━━━ DATASET ENTRIES

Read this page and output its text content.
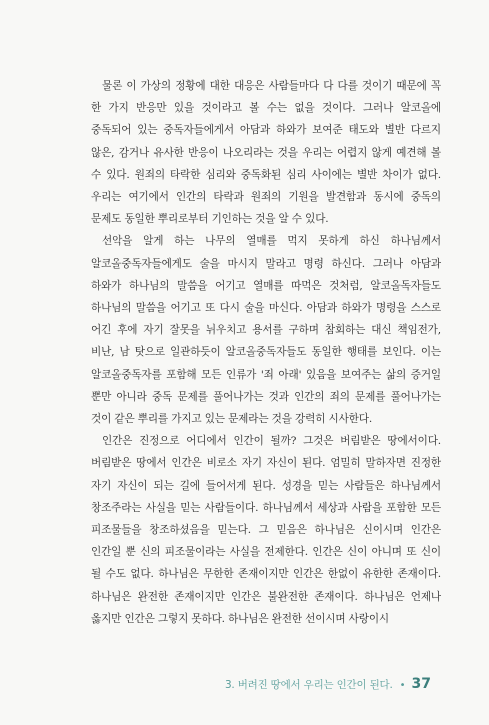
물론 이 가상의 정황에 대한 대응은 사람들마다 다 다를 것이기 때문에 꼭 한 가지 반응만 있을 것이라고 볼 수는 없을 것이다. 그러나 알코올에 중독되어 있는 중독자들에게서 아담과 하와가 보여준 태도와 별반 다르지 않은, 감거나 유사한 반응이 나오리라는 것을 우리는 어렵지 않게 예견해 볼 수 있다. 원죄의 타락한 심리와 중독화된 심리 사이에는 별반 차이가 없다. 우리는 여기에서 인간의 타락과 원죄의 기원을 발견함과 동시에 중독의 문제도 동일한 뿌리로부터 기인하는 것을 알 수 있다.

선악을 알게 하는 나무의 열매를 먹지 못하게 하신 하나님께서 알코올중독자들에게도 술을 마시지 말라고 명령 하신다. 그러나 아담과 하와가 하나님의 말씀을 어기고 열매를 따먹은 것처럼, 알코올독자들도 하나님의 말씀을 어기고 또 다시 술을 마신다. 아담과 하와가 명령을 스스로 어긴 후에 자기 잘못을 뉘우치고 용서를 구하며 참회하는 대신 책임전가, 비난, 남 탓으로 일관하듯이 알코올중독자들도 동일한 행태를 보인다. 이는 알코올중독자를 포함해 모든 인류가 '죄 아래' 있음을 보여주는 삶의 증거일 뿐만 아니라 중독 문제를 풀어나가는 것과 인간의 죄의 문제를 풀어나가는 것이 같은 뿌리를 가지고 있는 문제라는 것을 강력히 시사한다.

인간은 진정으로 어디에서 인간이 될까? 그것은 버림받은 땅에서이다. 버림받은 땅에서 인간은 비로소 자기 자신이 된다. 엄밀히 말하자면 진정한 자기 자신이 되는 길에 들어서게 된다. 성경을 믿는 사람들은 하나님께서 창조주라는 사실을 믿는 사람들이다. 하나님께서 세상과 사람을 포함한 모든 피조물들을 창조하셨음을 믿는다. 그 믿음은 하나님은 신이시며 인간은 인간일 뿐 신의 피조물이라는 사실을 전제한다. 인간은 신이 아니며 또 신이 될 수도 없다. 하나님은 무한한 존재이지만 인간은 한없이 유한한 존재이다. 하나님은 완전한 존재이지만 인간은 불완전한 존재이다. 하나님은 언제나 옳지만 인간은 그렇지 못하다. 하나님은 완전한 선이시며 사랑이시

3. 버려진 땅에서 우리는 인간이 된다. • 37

━━━━━━
━━━ DATASET ENTRIES

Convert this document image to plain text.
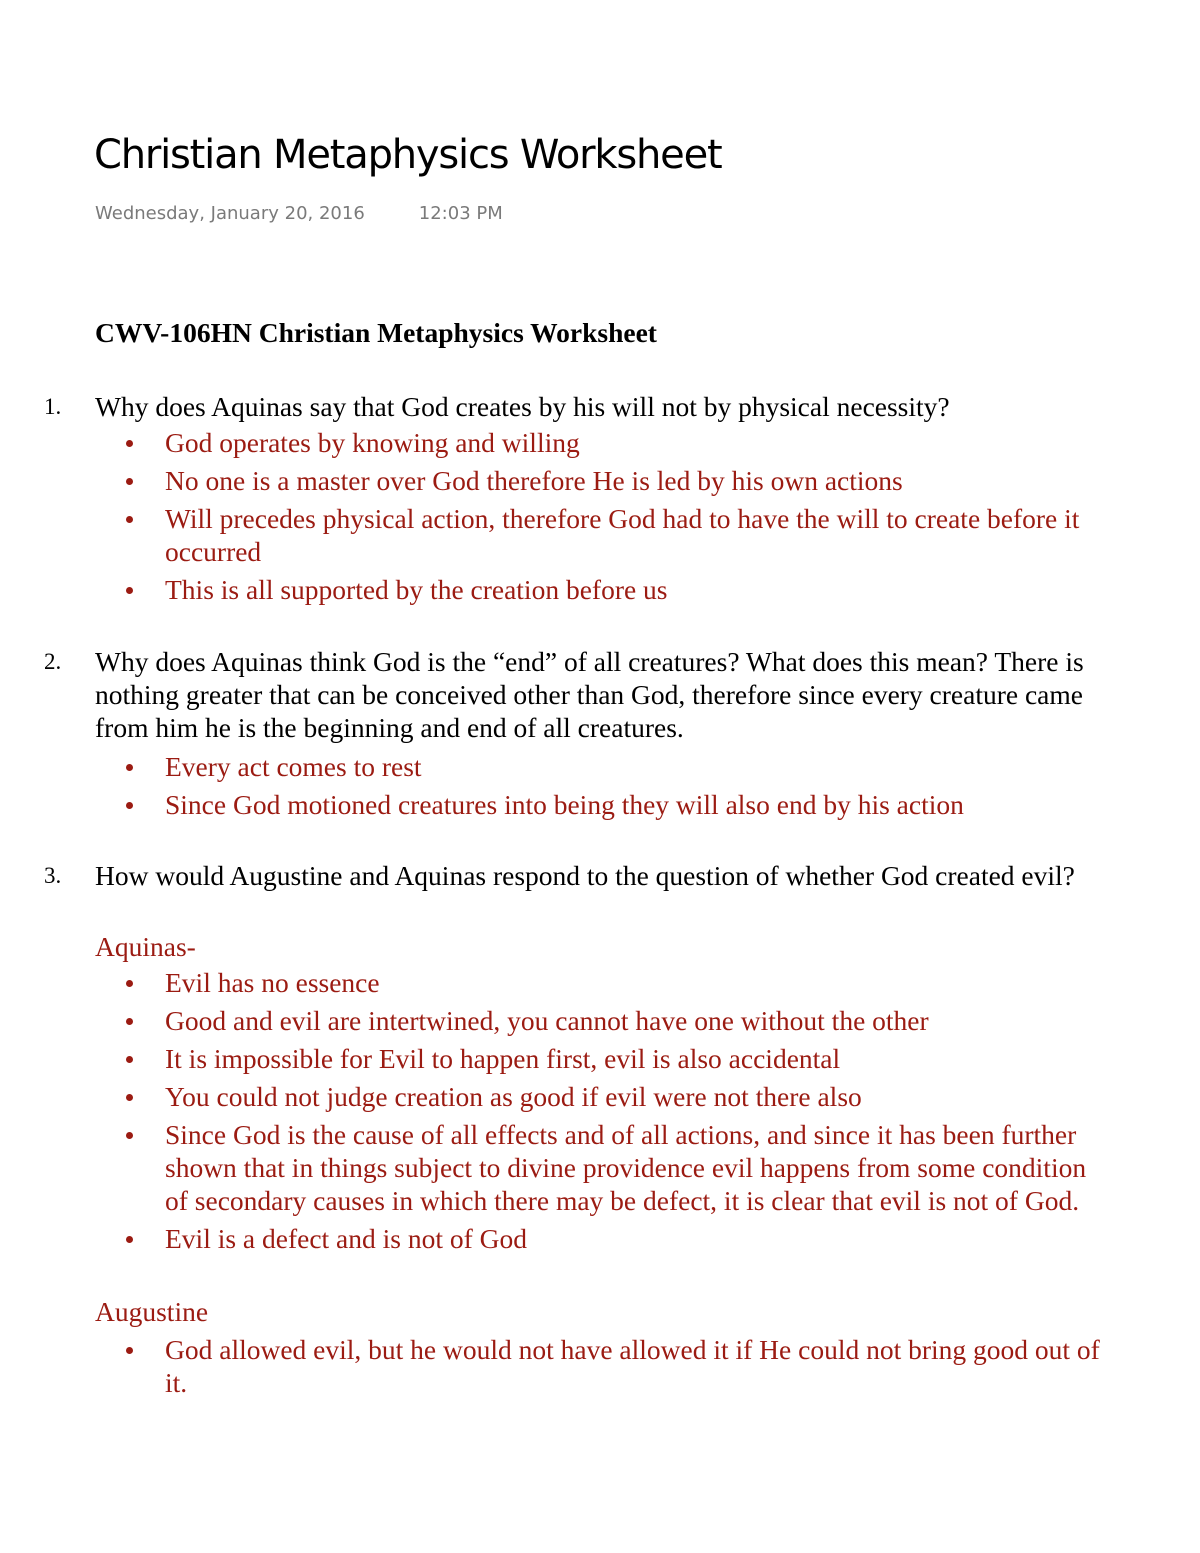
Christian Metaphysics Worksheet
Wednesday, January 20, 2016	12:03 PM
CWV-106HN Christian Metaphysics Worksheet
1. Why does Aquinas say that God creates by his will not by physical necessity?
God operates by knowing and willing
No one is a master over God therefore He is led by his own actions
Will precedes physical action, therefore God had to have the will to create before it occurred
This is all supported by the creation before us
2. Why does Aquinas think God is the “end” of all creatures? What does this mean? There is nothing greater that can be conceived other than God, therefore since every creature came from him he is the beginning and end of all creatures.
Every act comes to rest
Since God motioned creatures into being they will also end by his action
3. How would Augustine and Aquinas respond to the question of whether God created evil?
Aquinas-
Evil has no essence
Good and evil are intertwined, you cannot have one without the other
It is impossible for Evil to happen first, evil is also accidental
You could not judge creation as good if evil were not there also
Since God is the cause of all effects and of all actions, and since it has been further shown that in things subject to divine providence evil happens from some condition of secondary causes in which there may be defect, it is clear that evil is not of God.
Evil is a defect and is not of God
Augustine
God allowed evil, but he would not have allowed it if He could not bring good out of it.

━━━━━━

[AIM OF THE EXERCISE] Select and copy every line from the records that includes the word "하나님께서".

[THE SOLUTION]
선악을 알게 하는 나무의 열매를 먹지 못하게 하신 하나님께서 알코올중독자들에게도 술을 마시지 말라고 명령 하신다. 그러나 아담과 하와가 하나님의 말씀을 어기고 열매를 따먹은 것처럼, 알코올독자들도 하나님의 말씀을 어기고 또 다시 술을 마신다. 아담과 하와가 명령을 스스로 어긴 후에 자기 잘못을 뉘우치고 용서를 구하며 참회하는 대신 책임전가, 비난, 남 탓으로 일관하듯이 알코올중독자들도 동일한 행태를 보인다. 이는 알코올중독자를 포함해 모든 인류가 '죄 아래' 있음을 보여주는 삶의 증거일 뿐만 아니라 중독 문제를 풀어나가는 것과 인간의 죄의 문제를 풀어나가는 것이 같은 뿌리를 가지고 있는 문제라는 것을 강력히 시사한다.
인간은 진정으로 어디에서 인간이 될까? 그것은 버림받은 땅에서이다. 버림받은 땅에서 인간은 비로소 자기 자신이 된다. 엄밀히 말하자면 진정한 자기 자신이 되는 길에 들어서게 된다. 성경을 믿는 사람들은 하나님께서 창조주라는 사실을 믿는 사람들이다. 하나님께서 세상과 사람을 포함한 모든 피조물들을 창조하셨음을 믿는다. 그 믿음은 하나님은 신이시며 인간은 인간일 뿐 신의 피조물이라는 사실을 전제한다. 인간은 신이 아니며 또 신이 될 수도 없다. 하나님은 무한한 존재이지만 인간은 한없이 유한한 존재이다. 하나님은 완전한 존재이지만 인간은 불완전한 존재이다. 하나님은 언제나 옳지만 인간은 그렇지 못하다. 하나님은 완전한 선이시며 사랑이시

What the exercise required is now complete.